_Dataset rows:_
===============
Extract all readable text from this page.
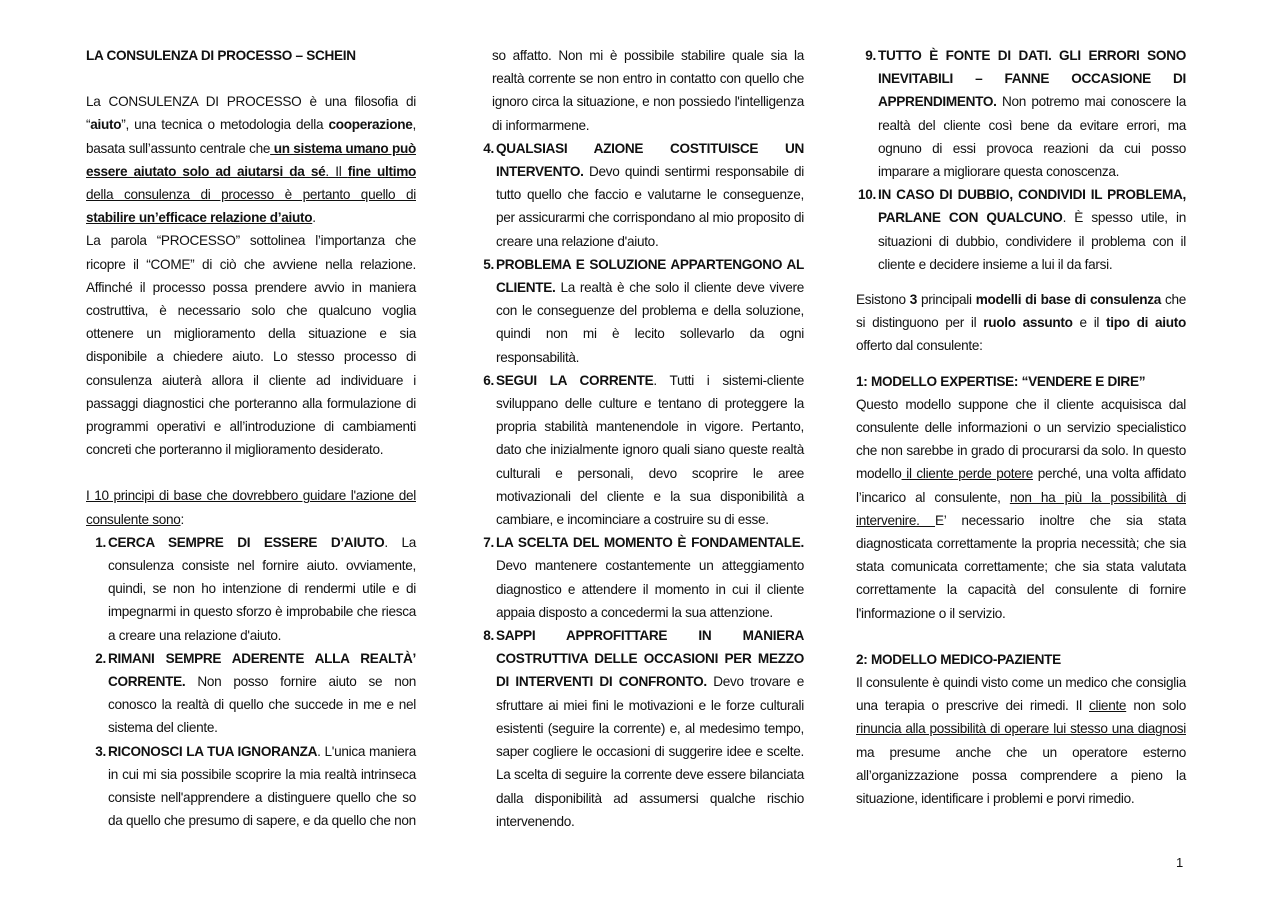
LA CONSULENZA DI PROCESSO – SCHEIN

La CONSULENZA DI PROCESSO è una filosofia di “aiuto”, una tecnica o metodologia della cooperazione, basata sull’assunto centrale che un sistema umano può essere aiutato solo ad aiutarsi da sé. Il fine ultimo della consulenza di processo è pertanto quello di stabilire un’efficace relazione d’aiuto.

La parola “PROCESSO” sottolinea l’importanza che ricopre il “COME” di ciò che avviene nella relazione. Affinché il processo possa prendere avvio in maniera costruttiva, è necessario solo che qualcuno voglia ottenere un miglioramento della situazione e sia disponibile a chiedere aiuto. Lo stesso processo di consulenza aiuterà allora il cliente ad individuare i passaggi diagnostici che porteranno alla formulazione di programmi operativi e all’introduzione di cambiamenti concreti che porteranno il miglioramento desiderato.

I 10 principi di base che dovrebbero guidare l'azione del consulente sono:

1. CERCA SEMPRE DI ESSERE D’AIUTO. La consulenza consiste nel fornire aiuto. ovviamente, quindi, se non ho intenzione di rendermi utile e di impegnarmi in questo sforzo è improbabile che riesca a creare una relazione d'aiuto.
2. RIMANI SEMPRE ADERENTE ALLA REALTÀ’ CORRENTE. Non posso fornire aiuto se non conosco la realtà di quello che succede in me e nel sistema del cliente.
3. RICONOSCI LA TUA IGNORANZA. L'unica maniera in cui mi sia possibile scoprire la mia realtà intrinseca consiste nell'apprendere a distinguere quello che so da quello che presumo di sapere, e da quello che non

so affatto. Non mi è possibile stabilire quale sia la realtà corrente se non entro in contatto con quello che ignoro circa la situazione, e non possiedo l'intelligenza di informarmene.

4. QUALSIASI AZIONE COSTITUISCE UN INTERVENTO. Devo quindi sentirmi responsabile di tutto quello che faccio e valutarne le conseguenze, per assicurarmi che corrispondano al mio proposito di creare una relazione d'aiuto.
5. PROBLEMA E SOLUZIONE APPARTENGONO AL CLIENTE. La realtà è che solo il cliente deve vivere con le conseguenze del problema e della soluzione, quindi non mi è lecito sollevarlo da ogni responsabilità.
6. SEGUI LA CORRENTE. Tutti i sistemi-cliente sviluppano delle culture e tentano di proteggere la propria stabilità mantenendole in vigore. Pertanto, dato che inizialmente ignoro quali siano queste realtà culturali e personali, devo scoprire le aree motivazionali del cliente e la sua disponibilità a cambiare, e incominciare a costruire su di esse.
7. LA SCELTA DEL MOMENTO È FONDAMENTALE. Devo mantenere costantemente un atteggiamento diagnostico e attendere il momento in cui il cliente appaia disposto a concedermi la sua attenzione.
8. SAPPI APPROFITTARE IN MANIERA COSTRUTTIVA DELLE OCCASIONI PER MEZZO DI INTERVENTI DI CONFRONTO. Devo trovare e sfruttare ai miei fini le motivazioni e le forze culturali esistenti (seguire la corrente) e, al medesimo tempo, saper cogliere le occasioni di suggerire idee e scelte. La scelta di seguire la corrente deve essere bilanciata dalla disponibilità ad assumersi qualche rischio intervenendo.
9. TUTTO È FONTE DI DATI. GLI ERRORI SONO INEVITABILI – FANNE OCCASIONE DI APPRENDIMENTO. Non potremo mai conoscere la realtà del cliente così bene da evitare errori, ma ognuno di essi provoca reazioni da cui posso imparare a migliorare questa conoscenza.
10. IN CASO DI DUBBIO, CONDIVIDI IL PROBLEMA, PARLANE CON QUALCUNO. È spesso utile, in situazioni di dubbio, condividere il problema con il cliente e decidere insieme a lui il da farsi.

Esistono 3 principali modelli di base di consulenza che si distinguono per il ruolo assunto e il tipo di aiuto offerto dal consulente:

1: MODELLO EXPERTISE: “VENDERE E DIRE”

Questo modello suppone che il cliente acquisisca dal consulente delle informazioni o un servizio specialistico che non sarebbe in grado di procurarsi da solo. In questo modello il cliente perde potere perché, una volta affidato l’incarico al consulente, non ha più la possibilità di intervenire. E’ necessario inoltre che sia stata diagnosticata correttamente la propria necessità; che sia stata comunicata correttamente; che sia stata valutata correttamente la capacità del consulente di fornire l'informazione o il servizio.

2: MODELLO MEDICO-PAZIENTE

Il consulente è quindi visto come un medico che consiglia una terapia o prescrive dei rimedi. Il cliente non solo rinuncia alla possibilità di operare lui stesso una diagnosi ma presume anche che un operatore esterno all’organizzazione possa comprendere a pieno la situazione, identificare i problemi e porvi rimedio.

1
===============
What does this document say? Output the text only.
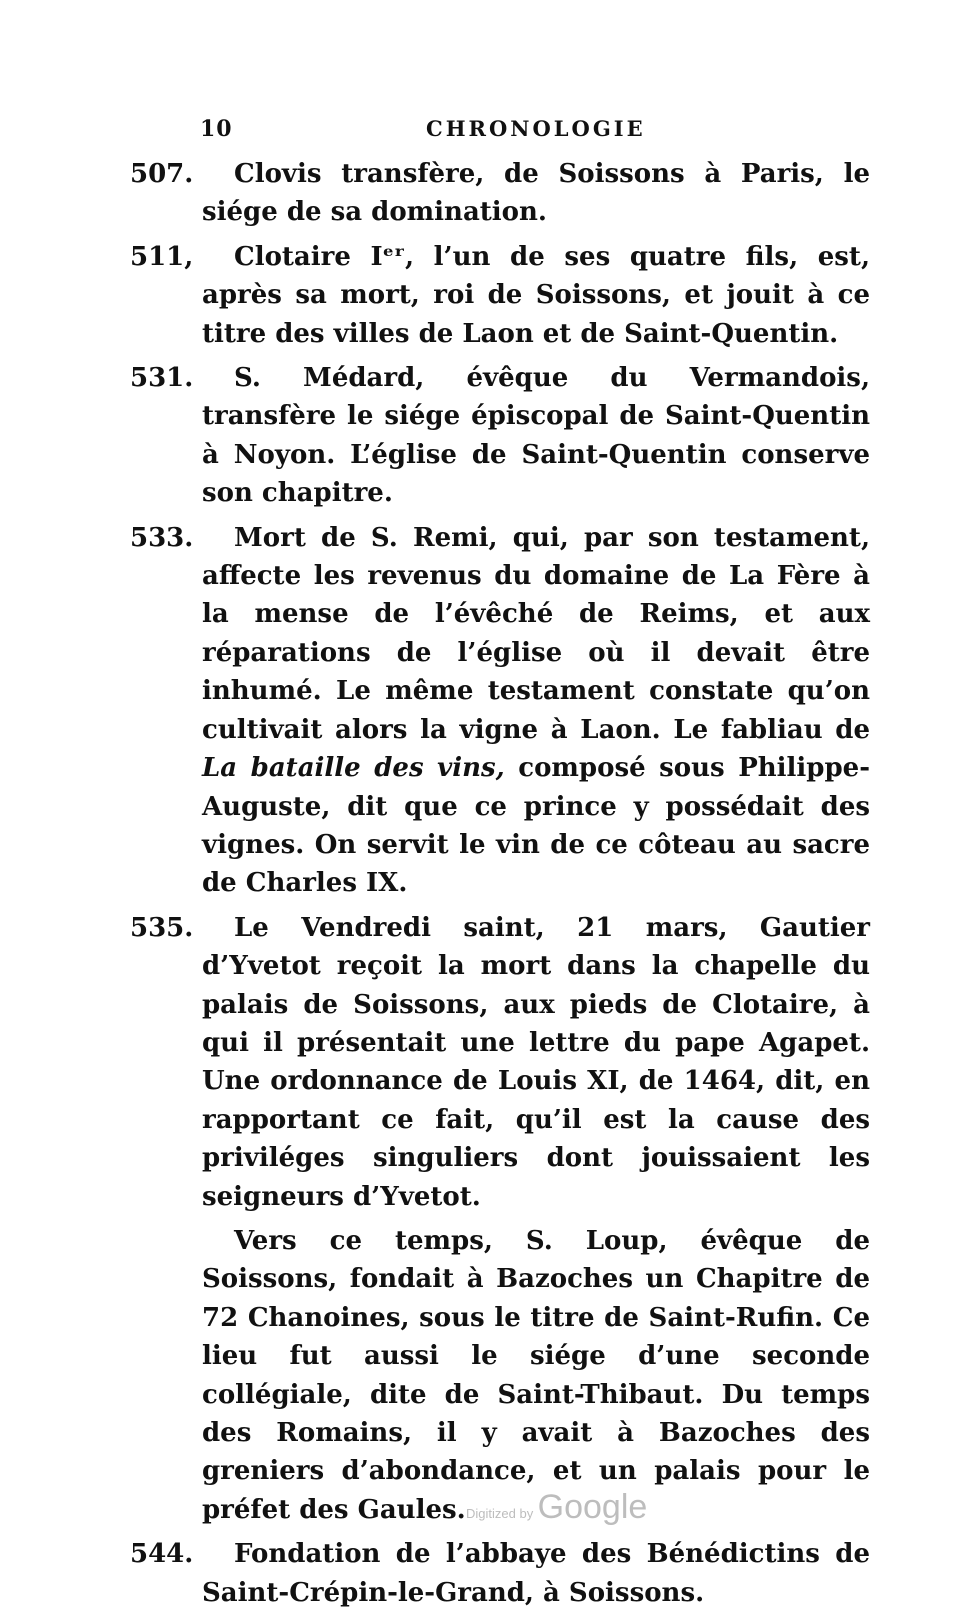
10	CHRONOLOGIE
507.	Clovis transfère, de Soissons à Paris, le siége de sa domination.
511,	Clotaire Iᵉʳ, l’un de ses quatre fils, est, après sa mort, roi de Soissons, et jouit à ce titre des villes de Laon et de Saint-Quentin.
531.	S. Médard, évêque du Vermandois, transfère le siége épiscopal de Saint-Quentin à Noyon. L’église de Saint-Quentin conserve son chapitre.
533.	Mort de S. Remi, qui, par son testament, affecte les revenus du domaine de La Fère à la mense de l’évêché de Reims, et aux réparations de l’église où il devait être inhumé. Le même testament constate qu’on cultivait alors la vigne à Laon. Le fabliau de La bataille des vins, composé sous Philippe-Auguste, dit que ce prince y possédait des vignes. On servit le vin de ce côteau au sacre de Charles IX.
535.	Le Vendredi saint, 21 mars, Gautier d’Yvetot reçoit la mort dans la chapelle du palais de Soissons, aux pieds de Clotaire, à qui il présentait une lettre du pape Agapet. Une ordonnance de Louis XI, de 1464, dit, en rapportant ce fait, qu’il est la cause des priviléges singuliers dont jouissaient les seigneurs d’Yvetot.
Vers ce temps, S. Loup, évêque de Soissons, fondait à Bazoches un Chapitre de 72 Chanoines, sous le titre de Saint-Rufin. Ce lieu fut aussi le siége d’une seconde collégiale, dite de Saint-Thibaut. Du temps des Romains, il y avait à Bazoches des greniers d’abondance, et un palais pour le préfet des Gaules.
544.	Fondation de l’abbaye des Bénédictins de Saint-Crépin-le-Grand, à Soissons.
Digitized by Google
===============
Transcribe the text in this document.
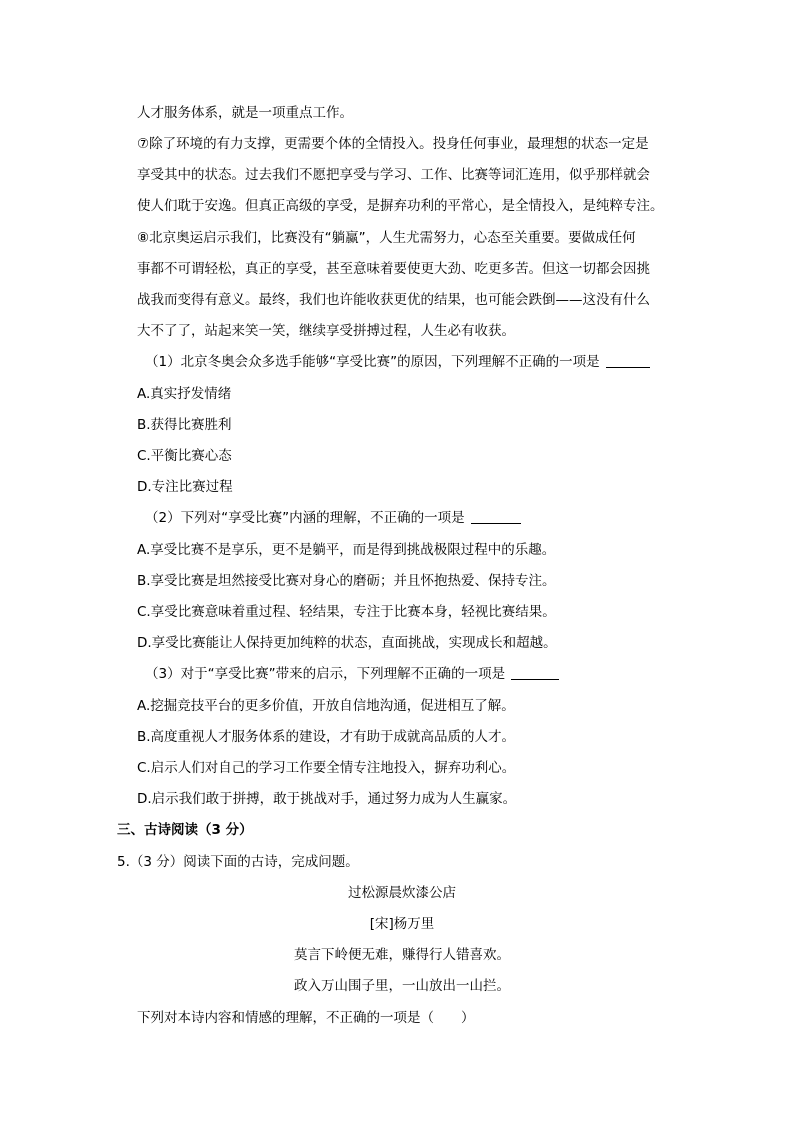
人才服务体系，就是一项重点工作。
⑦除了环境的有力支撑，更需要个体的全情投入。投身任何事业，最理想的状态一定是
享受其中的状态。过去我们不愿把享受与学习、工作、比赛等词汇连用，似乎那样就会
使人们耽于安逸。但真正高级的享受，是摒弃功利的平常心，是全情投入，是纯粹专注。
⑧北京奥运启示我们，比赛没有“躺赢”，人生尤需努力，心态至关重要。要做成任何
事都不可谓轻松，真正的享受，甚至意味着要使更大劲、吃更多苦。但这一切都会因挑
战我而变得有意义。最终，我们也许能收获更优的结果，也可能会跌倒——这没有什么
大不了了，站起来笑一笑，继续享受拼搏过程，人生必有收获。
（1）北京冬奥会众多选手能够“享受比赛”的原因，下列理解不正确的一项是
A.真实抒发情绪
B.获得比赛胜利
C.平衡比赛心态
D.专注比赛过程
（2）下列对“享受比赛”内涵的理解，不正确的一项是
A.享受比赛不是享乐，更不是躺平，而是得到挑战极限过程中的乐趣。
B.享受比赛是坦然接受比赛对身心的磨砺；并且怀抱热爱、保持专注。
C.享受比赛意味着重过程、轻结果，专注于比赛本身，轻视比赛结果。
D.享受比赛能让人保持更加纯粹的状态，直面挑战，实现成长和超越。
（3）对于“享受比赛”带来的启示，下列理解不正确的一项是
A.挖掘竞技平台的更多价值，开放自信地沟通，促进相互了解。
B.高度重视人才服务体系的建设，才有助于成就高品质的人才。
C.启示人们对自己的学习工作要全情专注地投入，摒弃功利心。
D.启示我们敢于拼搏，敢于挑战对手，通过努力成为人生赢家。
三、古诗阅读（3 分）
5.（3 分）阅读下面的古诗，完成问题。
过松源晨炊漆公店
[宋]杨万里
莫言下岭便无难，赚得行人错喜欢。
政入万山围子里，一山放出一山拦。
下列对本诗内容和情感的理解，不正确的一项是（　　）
===============
_Exercise details:_
Show every line in the records above that contains the word "SEMPRE".

_Task solution:_
1. CERCA SEMPRE DI ESSERE D’AIUTO. La consulenza consiste nel fornire aiuto. ovviamente, quindi, se non ho intenzione di rendermi utile e di impegnarmi in questo sforzo è improbabile che riesca a creare una relazione d'aiuto.
2. RIMANI SEMPRE ADERENTE ALLA REALTÀ’ CORRENTE. Non posso fornire aiuto se non conosco la realtà di quello che succede in me e nel sistema del cliente.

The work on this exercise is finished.